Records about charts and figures
_ _ _ _ _ _ _

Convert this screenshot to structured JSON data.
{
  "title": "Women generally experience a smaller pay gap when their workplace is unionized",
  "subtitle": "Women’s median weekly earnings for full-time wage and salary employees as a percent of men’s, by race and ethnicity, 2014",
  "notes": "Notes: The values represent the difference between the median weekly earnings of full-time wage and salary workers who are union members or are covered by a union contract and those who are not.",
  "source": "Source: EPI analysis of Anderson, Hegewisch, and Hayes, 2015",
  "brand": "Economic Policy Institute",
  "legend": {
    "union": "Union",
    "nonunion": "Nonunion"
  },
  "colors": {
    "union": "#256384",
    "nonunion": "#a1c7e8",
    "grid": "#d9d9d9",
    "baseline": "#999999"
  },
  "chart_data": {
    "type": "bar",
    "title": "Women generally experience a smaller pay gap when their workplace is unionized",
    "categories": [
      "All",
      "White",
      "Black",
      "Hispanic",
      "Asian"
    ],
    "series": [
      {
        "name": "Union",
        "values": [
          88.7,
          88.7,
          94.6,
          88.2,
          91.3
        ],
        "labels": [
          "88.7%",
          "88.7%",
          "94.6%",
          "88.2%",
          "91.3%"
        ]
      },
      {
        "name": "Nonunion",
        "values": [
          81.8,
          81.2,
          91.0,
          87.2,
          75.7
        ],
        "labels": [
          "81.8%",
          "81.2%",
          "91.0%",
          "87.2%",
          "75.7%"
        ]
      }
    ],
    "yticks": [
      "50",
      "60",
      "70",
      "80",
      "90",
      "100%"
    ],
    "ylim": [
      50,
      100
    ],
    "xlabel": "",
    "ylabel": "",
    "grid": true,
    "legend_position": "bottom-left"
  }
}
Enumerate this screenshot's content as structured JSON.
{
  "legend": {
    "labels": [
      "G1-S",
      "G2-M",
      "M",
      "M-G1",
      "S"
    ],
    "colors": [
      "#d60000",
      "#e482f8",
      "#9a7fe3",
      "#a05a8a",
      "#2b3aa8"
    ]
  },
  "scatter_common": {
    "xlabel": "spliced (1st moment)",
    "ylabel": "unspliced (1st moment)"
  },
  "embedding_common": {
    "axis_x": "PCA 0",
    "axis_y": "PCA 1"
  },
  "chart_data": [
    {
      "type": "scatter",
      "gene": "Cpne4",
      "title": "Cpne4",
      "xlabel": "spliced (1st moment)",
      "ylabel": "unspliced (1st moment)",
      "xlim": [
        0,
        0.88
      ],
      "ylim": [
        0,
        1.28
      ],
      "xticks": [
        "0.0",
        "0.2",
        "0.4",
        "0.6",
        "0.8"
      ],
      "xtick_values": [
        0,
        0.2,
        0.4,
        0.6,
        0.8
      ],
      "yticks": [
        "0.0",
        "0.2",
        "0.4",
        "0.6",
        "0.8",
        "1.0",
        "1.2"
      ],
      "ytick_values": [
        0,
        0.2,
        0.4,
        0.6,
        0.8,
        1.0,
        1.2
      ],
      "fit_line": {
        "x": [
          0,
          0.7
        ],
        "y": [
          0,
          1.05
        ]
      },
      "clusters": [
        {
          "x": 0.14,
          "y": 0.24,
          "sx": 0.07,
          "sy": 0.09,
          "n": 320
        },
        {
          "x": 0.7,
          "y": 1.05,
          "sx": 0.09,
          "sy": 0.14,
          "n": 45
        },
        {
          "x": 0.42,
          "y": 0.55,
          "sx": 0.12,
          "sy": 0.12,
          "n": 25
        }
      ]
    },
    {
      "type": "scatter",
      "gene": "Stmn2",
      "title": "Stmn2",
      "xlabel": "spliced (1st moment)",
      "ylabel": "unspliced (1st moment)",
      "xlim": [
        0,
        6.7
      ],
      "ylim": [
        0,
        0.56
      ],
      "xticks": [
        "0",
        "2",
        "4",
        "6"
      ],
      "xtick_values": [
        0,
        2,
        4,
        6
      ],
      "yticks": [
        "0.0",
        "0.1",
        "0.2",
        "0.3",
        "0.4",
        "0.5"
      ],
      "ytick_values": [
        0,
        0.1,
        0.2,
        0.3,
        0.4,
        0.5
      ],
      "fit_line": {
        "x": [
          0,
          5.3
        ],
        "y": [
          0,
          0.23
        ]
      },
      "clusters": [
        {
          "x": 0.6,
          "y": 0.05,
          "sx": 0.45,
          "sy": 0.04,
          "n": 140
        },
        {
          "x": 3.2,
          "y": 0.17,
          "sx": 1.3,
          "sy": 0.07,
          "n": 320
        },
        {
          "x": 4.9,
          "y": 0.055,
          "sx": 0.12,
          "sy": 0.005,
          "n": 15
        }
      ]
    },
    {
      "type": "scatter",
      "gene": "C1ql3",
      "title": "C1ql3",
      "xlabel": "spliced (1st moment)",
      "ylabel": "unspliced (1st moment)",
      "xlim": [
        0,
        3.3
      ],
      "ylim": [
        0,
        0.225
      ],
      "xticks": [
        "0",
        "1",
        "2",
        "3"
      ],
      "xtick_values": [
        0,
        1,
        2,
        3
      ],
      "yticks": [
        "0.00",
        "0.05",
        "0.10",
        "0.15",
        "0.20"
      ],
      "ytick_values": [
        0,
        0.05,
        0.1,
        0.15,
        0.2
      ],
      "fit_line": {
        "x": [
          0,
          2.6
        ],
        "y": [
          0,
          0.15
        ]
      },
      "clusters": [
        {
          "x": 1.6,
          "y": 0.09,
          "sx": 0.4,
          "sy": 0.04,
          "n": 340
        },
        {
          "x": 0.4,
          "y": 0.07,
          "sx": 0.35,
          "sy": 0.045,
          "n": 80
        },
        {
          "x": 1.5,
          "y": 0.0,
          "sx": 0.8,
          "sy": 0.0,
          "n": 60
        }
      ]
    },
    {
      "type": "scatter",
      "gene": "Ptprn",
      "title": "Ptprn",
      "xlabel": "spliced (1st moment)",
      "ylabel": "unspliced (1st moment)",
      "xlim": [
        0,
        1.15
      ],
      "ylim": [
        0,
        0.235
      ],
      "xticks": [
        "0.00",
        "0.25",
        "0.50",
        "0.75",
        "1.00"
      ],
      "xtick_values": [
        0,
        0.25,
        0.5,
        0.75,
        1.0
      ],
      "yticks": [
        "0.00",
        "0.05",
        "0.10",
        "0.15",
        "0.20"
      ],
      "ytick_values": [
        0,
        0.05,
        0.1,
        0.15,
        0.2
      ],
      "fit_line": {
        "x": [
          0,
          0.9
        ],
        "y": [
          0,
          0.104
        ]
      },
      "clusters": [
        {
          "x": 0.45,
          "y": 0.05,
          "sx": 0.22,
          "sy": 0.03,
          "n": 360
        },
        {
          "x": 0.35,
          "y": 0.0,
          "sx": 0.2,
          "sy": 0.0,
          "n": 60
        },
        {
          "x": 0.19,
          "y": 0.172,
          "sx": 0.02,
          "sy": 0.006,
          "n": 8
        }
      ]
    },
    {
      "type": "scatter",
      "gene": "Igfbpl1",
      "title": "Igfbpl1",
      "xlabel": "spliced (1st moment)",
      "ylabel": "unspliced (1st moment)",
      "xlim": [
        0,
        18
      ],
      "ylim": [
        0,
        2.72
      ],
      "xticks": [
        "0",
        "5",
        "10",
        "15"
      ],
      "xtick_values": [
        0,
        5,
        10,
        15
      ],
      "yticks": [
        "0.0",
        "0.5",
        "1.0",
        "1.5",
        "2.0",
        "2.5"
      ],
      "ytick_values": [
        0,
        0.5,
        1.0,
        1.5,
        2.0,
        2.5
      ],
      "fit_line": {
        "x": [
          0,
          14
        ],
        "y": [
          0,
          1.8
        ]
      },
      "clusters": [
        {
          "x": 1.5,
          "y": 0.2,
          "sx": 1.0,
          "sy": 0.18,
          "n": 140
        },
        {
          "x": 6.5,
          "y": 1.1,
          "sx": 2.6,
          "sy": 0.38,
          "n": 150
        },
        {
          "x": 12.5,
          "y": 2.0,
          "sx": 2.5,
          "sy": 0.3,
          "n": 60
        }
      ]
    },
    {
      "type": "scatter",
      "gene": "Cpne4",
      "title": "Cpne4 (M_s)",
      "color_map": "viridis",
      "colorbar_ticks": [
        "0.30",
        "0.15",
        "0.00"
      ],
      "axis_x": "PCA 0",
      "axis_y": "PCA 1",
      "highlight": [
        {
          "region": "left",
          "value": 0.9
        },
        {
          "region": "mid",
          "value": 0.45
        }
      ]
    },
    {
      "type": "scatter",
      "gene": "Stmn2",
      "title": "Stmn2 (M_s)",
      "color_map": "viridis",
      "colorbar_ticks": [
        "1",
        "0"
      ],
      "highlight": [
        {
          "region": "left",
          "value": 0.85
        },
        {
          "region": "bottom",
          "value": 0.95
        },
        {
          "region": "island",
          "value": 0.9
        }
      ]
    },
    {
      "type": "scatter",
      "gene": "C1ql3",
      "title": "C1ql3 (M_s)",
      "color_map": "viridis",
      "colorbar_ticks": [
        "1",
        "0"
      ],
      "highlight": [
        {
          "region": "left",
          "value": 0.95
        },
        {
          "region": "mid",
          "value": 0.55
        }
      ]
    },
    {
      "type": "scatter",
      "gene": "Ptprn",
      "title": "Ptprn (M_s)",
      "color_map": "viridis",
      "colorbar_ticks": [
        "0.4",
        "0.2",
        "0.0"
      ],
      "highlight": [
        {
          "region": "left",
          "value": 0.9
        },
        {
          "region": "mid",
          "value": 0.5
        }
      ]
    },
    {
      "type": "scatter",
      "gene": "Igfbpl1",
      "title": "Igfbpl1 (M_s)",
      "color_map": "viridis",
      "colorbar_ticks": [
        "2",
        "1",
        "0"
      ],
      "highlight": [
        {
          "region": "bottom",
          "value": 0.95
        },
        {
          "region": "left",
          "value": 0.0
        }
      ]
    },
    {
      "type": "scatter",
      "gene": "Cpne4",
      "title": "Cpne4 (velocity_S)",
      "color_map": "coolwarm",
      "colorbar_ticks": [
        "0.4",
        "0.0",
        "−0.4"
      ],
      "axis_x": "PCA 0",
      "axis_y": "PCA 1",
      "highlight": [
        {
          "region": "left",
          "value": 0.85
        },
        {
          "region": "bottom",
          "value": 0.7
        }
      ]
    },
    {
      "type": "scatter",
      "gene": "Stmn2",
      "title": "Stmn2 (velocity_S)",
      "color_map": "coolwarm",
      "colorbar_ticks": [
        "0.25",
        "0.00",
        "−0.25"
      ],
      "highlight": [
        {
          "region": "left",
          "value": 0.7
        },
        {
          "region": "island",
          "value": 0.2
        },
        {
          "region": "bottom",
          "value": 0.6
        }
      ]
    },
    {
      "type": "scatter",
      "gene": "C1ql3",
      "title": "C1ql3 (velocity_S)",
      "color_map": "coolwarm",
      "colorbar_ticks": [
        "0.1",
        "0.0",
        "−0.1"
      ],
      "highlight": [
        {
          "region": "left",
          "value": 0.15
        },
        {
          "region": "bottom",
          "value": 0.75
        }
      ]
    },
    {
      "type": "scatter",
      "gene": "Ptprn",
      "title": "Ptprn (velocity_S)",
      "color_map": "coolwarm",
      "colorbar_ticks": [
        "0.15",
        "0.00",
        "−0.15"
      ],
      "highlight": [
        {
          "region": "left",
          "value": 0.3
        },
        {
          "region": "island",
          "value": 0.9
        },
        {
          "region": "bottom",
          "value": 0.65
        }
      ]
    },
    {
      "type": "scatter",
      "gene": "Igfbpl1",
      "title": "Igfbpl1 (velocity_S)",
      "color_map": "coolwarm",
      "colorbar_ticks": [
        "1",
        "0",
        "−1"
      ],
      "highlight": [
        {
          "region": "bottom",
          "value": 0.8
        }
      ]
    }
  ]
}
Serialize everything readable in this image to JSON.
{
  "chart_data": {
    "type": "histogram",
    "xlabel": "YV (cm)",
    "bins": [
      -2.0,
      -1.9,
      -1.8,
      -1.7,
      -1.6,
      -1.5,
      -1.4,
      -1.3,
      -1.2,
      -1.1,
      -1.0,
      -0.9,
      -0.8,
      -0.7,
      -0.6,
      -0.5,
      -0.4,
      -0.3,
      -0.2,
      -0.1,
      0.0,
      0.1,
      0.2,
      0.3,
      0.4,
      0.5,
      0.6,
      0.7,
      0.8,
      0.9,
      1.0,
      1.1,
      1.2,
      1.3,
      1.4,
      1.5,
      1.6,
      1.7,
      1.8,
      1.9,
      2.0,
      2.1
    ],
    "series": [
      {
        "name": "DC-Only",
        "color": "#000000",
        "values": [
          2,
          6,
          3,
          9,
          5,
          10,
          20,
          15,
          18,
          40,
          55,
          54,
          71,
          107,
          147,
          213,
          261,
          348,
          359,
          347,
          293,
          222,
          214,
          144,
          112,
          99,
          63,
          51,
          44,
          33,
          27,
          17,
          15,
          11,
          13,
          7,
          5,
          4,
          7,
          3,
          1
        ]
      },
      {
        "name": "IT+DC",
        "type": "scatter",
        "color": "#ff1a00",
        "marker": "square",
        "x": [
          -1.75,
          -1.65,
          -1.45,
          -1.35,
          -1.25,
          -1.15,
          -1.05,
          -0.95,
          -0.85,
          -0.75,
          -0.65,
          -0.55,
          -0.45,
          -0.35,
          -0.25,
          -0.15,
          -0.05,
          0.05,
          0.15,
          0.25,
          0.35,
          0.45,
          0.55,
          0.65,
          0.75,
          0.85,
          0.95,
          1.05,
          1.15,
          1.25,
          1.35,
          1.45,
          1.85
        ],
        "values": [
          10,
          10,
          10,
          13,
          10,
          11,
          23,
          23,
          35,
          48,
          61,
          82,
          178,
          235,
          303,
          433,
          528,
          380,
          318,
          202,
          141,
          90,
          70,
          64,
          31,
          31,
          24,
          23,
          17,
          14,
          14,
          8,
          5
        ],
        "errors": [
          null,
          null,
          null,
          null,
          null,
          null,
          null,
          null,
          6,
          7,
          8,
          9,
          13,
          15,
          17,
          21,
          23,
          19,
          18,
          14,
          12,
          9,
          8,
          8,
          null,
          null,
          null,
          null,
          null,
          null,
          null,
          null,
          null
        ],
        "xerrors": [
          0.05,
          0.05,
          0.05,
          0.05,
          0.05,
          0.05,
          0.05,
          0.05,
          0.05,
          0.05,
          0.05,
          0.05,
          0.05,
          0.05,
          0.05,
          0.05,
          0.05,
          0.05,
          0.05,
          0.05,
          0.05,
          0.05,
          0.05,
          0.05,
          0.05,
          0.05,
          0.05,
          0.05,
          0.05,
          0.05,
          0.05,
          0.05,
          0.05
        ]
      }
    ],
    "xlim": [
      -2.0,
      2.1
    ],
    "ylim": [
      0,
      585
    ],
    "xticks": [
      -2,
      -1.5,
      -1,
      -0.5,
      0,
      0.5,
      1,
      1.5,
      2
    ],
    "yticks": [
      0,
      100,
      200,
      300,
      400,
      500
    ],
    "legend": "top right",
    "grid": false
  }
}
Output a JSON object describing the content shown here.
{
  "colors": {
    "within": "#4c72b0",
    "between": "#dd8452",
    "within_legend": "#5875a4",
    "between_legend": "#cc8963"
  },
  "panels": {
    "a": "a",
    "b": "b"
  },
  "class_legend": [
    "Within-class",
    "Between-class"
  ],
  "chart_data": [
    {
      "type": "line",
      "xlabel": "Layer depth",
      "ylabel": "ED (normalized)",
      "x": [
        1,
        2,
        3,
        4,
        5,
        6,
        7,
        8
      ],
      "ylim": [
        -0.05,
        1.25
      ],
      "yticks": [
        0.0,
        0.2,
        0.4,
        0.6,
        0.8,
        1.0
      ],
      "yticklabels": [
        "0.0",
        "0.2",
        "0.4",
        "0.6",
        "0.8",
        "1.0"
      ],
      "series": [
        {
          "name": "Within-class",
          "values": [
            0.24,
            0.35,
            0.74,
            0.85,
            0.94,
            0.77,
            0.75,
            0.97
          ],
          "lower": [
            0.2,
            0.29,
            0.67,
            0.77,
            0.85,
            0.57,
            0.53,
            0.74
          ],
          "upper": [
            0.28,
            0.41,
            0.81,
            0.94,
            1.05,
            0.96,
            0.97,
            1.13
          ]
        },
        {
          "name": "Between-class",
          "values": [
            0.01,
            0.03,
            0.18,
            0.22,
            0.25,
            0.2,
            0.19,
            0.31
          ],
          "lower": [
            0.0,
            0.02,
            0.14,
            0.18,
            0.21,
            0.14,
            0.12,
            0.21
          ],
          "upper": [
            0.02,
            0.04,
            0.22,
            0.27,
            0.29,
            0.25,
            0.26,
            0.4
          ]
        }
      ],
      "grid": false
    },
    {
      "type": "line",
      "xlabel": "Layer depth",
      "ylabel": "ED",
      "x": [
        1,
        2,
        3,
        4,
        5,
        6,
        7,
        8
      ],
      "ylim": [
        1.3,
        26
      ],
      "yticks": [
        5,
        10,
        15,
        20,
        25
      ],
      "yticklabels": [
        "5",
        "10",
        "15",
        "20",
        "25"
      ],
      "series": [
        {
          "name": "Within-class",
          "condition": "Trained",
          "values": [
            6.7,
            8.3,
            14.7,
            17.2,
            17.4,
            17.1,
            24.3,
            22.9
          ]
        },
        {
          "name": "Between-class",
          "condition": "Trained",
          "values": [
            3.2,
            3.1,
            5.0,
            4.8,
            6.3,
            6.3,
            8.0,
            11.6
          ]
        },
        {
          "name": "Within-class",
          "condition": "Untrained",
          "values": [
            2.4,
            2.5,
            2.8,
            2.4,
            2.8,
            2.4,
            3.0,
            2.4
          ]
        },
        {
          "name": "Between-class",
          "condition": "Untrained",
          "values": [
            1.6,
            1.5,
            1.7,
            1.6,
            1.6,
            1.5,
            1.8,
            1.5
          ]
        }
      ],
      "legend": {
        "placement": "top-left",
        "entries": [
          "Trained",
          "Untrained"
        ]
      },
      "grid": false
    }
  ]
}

_ _ _ _ _ _ _

Copy every line of the listing that includes the string "their".

  "title": "Women generally experience a smaller pay gap when their workplace is unionized",
    "title": "Women generally experience a smaller pay gap when their workplace is unionized",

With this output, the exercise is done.